** TASK TO COMPLETE **
Tally the lines in these records that hold the string "name", and reply with the number alone.

[Records excerpted from a collection]
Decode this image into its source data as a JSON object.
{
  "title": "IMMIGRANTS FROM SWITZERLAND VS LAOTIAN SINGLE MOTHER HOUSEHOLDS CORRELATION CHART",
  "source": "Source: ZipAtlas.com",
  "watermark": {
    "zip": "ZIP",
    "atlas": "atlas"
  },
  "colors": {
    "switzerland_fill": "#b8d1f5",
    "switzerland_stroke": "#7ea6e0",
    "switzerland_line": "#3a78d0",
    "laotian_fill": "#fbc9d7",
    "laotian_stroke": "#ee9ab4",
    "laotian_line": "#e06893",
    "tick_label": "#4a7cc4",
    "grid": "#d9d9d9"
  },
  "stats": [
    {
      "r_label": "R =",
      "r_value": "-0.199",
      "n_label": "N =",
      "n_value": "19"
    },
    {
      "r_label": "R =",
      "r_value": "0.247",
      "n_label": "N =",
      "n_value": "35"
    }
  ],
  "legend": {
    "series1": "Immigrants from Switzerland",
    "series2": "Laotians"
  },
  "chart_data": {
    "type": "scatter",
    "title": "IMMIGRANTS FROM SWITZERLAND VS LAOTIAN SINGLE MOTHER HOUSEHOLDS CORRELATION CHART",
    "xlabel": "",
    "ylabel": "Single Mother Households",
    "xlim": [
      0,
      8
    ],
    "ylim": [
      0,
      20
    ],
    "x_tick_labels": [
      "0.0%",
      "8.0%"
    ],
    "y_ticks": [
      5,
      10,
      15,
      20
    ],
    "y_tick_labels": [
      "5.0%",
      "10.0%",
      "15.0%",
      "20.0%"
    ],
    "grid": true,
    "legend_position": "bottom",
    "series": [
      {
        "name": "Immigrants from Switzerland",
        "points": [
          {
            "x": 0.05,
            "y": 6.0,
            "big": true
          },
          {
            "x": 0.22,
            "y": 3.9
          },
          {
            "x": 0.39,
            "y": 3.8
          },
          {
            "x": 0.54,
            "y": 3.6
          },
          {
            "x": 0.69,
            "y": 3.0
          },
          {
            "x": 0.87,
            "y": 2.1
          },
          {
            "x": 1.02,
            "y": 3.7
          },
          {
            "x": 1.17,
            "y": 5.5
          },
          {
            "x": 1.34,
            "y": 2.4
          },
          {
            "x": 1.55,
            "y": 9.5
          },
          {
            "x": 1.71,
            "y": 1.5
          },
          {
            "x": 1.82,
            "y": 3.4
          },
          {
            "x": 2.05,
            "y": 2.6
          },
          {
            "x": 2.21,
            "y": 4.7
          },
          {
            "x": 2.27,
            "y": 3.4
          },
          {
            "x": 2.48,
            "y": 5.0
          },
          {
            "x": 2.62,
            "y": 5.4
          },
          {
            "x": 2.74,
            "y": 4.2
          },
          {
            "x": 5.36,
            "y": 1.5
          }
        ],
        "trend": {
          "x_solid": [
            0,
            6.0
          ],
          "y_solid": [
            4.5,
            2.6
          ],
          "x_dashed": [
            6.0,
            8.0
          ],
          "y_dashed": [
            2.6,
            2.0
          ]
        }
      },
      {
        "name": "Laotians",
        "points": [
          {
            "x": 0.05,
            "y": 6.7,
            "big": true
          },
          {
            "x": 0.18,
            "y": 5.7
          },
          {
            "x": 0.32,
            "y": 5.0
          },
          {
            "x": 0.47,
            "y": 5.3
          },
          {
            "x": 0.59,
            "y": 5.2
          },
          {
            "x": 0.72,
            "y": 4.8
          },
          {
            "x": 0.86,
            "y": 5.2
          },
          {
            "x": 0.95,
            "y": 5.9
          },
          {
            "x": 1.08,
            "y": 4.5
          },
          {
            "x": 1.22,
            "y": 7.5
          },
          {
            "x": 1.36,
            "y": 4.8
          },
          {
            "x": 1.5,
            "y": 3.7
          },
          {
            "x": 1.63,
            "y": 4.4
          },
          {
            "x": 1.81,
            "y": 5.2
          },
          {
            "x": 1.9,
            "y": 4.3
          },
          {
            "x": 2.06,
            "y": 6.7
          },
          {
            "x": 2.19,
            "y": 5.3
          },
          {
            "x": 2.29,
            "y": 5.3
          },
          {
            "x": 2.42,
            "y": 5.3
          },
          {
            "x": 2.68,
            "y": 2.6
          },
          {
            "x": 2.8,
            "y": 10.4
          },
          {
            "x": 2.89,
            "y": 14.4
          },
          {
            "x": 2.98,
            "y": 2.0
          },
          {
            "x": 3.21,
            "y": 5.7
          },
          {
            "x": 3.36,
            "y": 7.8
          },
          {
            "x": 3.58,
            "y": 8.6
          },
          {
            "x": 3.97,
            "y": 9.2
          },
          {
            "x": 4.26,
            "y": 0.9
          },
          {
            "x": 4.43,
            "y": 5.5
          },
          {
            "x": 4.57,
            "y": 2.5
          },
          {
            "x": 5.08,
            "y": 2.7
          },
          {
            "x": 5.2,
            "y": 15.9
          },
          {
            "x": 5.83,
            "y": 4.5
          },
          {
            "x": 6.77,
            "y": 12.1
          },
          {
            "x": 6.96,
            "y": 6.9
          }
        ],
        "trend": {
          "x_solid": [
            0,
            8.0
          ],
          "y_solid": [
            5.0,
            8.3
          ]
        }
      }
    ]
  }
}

** OUTPUT OF THE EXERCISE **
2